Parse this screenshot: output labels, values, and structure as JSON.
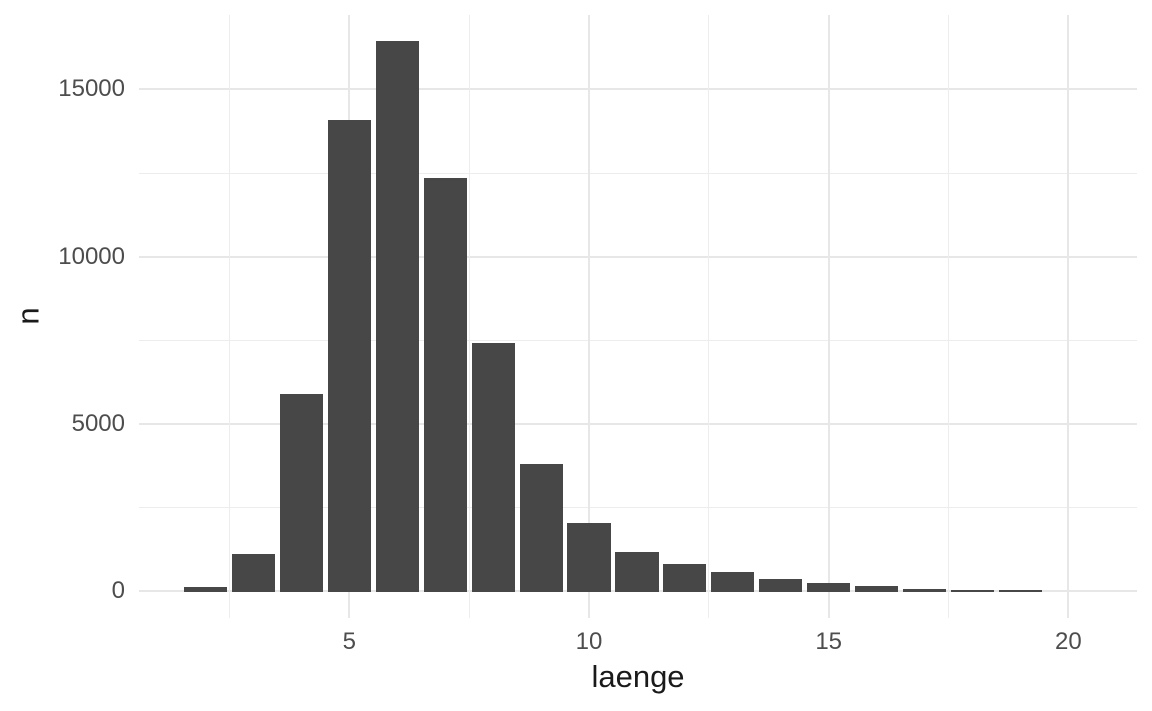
{
  "chart_data": {
    "type": "bar",
    "title": "",
    "xlabel": "laenge",
    "ylabel": "n",
    "categories": [
      2,
      3,
      4,
      5,
      6,
      7,
      8,
      9,
      10,
      11,
      12,
      13,
      14,
      15,
      16,
      17,
      18,
      19
    ],
    "values": [
      100,
      1100,
      5900,
      14100,
      16450,
      12350,
      7400,
      3800,
      2030,
      1150,
      800,
      560,
      350,
      220,
      140,
      60,
      30,
      30
    ],
    "bar_width": 0.9,
    "x_ticks": [
      {
        "value": 5,
        "label": "5"
      },
      {
        "value": 10,
        "label": "10"
      },
      {
        "value": 15,
        "label": "15"
      },
      {
        "value": 20,
        "label": "20"
      }
    ],
    "y_ticks": [
      {
        "value": 0,
        "label": "0"
      },
      {
        "value": 5000,
        "label": "5000"
      },
      {
        "value": 10000,
        "label": "10000"
      },
      {
        "value": 15000,
        "label": "15000"
      }
    ],
    "x_minor_gridlines": [
      2.5,
      7.5,
      12.5,
      17.5
    ],
    "y_minor_gridlines": [
      2500,
      7500,
      12500
    ],
    "xlim": [
      0.612,
      21.432
    ],
    "ylim": [
      -813,
      17227
    ],
    "grid": "on",
    "legend": "none",
    "colors": {
      "bar_fill": "#474747",
      "grid_major": "#e7e7e7",
      "grid_minor": "#ededed",
      "tick_label": "#4d4d4d",
      "axis_title": "#1a1a1a",
      "background": "#ffffff"
    }
  }
}
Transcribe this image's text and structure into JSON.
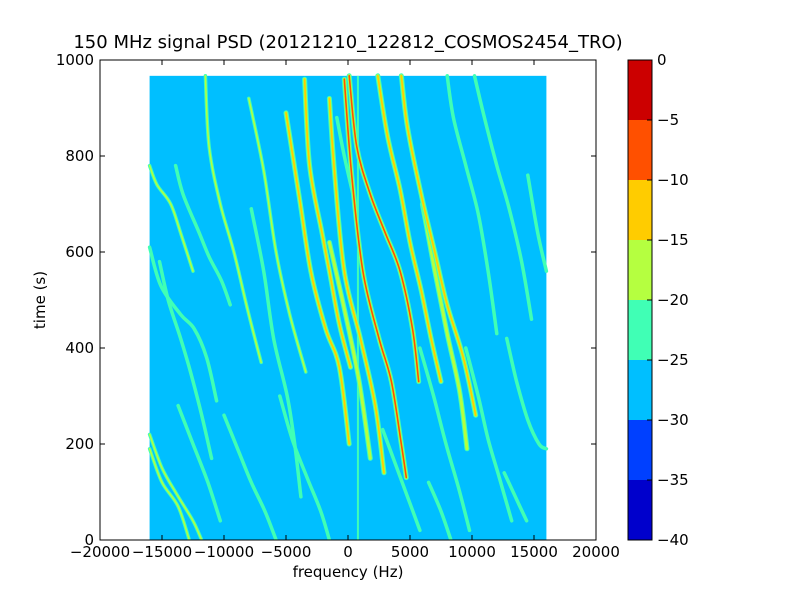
# # #
> **To do**
Copy out every line where the word "values" occurs.

> **Exercise result**
Parse this screenshot: output labels, values, and structure as JSON.
    "values": [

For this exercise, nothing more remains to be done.